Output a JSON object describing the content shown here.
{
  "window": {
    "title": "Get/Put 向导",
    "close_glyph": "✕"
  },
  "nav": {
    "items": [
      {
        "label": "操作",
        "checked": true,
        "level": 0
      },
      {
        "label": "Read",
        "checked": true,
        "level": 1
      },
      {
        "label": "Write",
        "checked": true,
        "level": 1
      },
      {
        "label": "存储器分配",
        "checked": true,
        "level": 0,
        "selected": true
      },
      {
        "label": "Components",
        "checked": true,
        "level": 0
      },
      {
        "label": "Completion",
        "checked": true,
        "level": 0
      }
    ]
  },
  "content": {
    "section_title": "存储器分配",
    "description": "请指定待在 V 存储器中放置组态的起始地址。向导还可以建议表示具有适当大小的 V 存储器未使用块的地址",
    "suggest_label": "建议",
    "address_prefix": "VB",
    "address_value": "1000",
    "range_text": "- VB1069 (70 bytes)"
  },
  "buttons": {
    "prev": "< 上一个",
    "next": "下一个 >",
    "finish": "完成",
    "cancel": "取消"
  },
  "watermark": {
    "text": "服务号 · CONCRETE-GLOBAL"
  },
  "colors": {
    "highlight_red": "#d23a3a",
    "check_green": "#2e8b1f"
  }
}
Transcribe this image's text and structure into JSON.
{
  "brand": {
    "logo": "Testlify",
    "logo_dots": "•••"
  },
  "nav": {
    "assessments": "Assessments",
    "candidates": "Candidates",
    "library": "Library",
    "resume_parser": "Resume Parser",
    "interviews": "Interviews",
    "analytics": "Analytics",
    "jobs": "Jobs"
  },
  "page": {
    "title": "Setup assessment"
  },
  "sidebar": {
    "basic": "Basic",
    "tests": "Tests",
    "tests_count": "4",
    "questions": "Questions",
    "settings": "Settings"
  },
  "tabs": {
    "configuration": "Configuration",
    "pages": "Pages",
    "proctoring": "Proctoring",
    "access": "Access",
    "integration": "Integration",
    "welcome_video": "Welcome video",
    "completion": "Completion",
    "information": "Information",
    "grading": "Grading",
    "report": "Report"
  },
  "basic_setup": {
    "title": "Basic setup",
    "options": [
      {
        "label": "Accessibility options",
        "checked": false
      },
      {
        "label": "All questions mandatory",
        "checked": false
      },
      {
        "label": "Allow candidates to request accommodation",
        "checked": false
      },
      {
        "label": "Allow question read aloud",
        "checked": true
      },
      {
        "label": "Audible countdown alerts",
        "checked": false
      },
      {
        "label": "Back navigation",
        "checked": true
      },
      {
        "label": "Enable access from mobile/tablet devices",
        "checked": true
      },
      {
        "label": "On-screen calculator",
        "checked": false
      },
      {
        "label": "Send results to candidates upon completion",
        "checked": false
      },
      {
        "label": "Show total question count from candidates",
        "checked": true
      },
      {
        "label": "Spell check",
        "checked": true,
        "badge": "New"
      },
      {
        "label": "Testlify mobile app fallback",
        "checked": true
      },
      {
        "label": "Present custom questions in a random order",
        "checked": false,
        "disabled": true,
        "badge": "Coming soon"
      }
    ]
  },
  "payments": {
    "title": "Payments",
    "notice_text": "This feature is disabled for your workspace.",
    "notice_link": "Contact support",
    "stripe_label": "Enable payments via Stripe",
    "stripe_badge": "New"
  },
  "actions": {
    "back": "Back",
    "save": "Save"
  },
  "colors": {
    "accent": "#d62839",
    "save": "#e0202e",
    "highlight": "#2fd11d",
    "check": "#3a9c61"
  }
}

* * * * *

**Problem:** Review the preceding data and report every line that includes the string "JSON".

**Completed exercise:**
Output a JSON object describing the content shown here.
Transcribe this image's text and structure into JSON.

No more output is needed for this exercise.